PROBLEM TO SOLVE.
Below are some entries. Copy each line that holds the string "едином".

MATERIAL SHOWN.
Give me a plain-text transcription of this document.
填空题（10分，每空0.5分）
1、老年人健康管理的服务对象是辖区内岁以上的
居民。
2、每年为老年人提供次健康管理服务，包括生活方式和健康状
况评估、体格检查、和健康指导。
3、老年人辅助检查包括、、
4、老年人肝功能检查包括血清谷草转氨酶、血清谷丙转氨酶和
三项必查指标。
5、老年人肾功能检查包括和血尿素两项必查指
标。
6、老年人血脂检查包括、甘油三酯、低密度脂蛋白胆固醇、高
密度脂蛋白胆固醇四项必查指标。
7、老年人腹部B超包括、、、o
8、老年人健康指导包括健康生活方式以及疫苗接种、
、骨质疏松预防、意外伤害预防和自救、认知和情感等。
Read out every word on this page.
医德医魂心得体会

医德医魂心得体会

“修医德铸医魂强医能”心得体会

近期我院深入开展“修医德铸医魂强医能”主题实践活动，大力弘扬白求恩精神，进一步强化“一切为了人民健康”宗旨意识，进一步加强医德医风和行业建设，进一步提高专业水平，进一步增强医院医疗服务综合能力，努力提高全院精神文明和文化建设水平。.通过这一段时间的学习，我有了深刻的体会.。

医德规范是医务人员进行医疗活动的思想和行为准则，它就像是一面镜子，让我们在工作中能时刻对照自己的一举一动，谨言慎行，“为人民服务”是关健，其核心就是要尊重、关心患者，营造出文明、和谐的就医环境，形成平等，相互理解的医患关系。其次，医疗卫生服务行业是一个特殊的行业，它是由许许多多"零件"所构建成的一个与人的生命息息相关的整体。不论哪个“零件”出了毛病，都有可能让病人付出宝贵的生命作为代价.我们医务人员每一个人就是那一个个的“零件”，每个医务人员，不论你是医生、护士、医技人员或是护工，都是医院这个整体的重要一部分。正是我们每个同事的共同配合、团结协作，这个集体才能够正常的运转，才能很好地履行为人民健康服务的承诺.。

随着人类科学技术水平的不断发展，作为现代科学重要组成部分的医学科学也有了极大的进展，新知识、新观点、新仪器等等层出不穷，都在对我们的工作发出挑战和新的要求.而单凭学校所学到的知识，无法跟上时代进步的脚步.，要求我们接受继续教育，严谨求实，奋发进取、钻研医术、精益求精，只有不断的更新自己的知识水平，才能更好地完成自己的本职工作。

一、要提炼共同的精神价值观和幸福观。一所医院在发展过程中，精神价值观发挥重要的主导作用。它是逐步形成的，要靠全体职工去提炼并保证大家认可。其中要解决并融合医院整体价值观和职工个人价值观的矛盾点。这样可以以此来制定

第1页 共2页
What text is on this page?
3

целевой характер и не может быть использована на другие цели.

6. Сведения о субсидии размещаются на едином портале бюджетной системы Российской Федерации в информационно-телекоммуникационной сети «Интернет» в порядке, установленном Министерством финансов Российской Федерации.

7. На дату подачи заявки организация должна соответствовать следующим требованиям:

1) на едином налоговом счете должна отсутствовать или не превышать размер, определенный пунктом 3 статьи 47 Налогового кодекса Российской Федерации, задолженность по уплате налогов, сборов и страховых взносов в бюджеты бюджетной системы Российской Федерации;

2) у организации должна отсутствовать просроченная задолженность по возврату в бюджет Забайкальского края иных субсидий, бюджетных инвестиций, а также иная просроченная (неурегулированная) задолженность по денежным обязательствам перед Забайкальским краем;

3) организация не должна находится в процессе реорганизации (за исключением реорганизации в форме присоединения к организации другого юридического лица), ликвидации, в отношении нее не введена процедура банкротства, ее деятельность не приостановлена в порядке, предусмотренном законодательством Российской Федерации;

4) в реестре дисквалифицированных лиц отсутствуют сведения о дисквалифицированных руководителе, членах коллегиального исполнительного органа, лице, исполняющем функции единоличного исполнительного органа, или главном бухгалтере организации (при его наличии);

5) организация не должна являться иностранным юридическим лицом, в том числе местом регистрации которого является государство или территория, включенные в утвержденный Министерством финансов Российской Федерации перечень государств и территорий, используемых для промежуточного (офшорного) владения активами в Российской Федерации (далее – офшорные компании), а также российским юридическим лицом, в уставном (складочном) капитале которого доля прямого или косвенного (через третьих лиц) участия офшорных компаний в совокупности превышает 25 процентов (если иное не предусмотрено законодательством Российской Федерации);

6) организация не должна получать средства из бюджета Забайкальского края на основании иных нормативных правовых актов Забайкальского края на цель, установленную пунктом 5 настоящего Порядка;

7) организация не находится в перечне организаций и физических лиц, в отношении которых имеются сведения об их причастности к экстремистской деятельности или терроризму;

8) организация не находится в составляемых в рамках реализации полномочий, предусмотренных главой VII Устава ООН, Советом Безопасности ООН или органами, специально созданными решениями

EXERCISE SOLUTION.
6. Сведения о субсидии размещаются на едином портале бюджетной системы Российской Федерации в информационно-телекоммуникационной сети «Интернет» в порядке, установленном Министерством финансов Российской Федерации.
1) на едином налоговом счете должна отсутствовать или не превышать размер, определенный пунктом 3 статьи 47 Налогового кодекса Российской Федерации, задолженность по уплате налогов, сборов и страховых взносов в бюджеты бюджетной системы Российской Федерации;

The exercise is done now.